Exercise description:
Convert the items between the line containing "Itemize the components" and the line containing "rs-logo: RS [50, 90, 200, 230]", inclusive, into a JSON list of strings with one string per line and no blank lines. Omit the pictures.

** BEGIN Source data **

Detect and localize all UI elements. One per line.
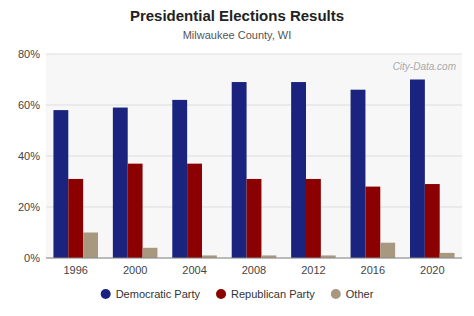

** END Source data **
** BEGIN Source data **

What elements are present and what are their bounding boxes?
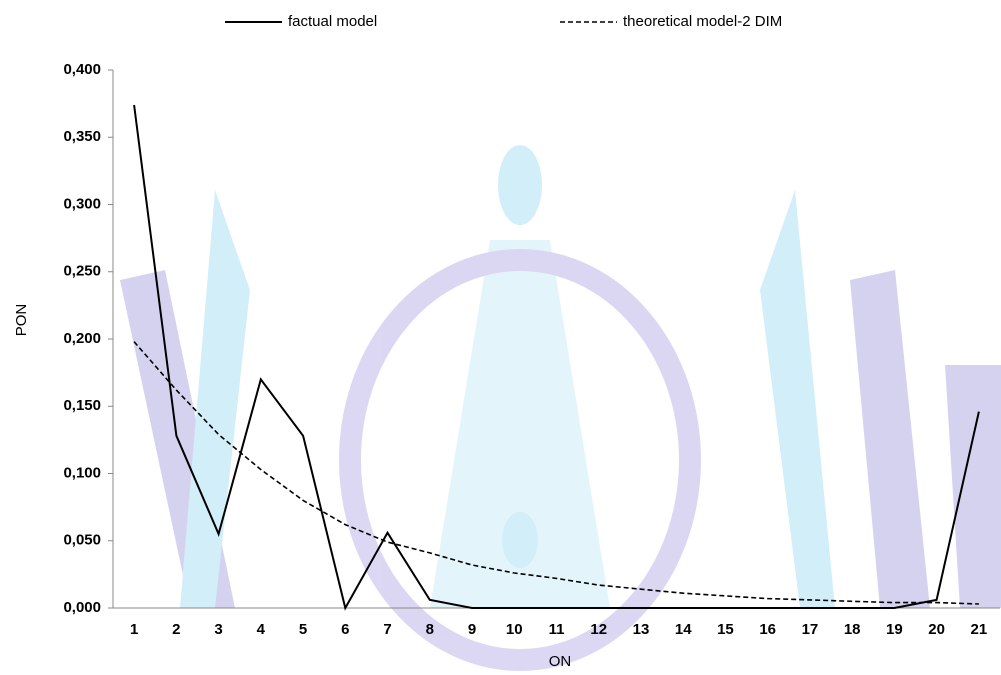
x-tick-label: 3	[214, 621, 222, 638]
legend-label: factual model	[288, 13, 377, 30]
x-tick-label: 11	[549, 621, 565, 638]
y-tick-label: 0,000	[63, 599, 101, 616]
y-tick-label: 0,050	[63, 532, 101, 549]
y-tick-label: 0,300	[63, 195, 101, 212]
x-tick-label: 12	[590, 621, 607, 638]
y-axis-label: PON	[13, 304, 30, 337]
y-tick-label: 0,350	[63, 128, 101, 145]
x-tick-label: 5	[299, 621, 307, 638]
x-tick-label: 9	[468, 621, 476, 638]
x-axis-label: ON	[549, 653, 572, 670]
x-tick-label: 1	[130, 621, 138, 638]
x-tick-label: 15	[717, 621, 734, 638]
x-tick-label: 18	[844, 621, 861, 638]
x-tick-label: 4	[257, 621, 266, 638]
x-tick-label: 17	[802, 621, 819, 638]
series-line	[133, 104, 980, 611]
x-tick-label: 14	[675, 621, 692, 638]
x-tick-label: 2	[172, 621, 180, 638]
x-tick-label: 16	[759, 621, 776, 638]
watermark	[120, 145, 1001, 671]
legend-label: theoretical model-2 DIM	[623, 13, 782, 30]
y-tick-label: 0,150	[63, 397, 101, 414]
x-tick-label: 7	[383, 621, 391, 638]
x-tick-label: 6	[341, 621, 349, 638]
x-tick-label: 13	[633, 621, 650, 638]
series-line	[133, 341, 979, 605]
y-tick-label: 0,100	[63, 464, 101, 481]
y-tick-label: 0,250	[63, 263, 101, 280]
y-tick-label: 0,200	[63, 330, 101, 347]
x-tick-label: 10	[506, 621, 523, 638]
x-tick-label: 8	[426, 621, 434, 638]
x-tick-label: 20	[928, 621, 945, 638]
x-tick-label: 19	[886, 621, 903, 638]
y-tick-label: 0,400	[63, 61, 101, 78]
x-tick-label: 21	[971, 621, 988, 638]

** END Source data **
** BEGIN Source data **

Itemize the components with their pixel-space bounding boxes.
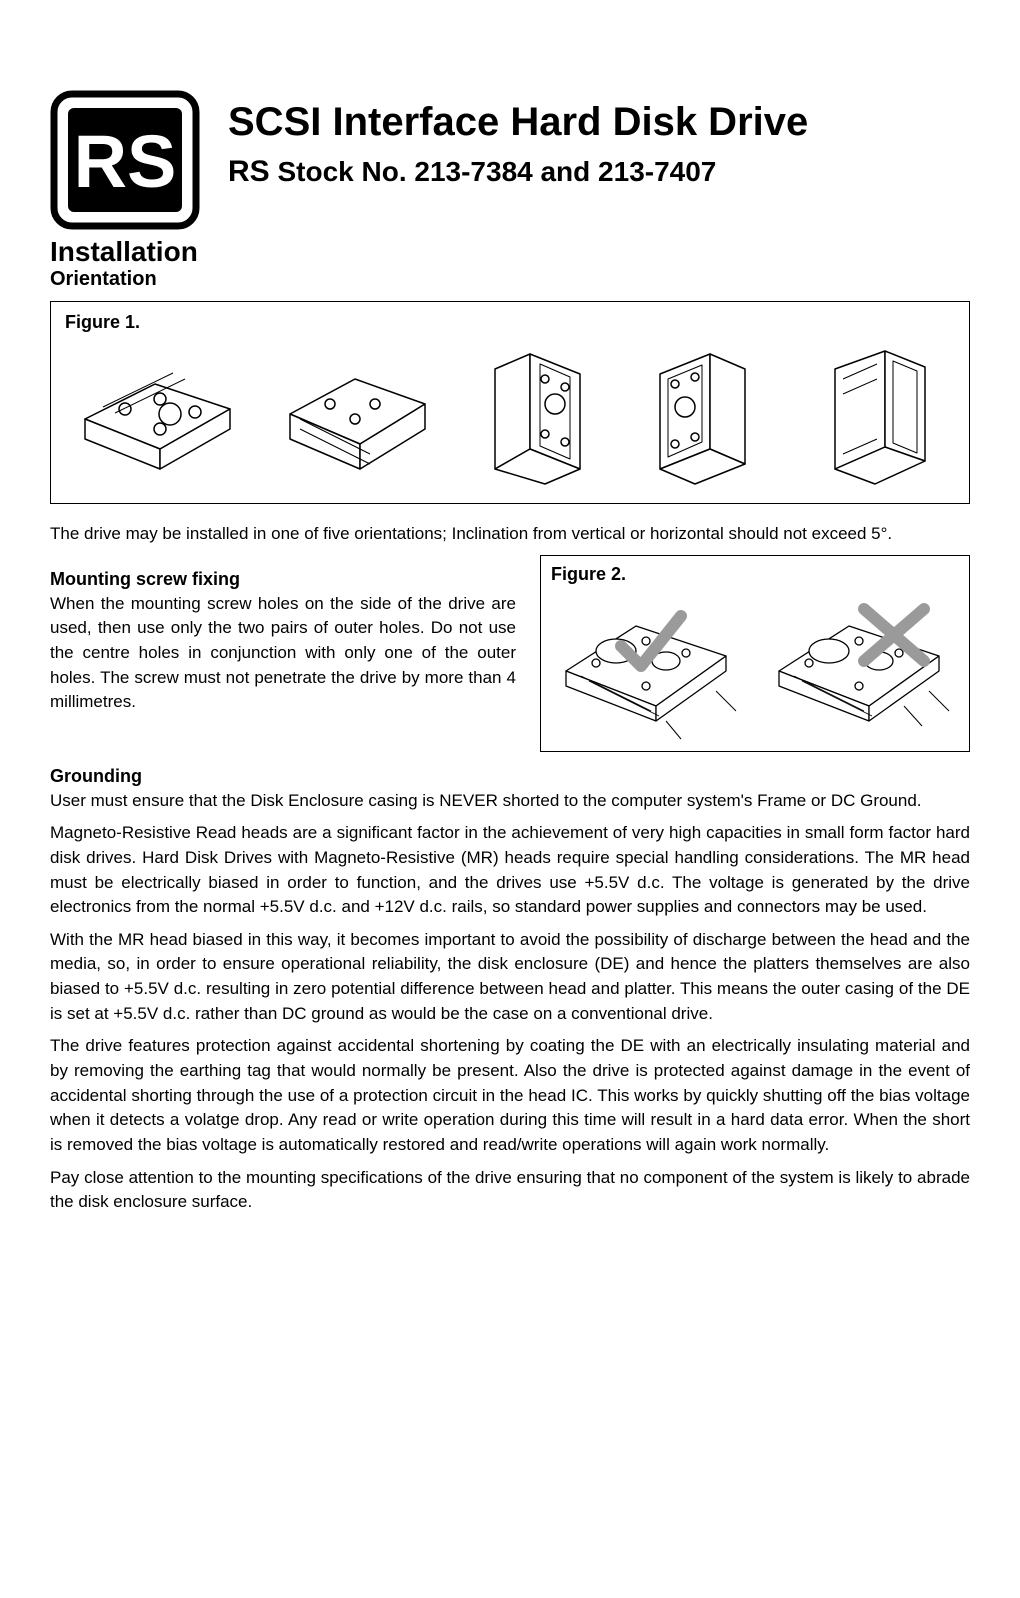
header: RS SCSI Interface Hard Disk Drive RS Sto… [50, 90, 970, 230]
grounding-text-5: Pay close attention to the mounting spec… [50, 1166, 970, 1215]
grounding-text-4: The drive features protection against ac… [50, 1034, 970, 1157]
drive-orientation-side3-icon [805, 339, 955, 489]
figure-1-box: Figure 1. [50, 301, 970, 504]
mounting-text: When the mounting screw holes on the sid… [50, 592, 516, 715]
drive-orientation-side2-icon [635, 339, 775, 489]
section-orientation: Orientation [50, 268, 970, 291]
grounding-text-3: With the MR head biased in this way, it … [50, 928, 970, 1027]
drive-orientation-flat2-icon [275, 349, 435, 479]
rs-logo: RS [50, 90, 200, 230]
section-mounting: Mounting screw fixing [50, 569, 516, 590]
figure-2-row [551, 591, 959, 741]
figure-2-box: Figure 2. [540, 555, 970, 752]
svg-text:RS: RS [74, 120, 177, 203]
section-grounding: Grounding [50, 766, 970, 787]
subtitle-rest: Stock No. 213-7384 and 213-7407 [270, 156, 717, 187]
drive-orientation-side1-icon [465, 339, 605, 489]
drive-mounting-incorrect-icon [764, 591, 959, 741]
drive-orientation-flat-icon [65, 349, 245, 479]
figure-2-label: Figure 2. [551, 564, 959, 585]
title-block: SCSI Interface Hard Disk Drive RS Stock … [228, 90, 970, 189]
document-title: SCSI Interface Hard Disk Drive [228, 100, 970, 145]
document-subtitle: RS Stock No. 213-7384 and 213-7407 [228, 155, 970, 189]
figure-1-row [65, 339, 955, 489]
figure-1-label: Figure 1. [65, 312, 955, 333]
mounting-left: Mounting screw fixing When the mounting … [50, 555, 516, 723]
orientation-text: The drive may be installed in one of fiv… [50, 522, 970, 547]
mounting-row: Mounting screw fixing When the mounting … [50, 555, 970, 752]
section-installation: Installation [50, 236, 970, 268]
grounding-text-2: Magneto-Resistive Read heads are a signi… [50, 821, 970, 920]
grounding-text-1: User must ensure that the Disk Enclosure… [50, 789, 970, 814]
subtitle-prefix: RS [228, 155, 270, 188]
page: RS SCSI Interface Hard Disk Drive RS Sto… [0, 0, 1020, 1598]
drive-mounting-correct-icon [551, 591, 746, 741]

** END Source data **

Response:
[
  "Itemize the components with their pixel-space bounding boxes.",
  "header: RS SCSI Interface Hard Disk Drive RS Sto… [50, 90, 970, 230]",
  "grounding-text-5: Pay close attention to the mounting spec… [50, 1166, 970, 1215]",
  "grounding-text-4: The drive features protection against ac… [50, 1034, 970, 1157]",
  "drive-orientation-side3-icon [805, 339, 955, 489]",
  "figure-1-box: Figure 1. [50, 301, 970, 504]",
  "mounting-text: When the mounting screw holes on the sid… [50, 592, 516, 715]",
  "drive-orientation-side2-icon [635, 339, 775, 489]",
  "section-orientation: Orientation [50, 268, 970, 291]",
  "grounding-text-3: With the MR head biased in this way, it … [50, 928, 970, 1027]",
  "drive-orientation-flat2-icon [275, 349, 435, 479]",
  "rs-logo: RS [50, 90, 200, 230]"
]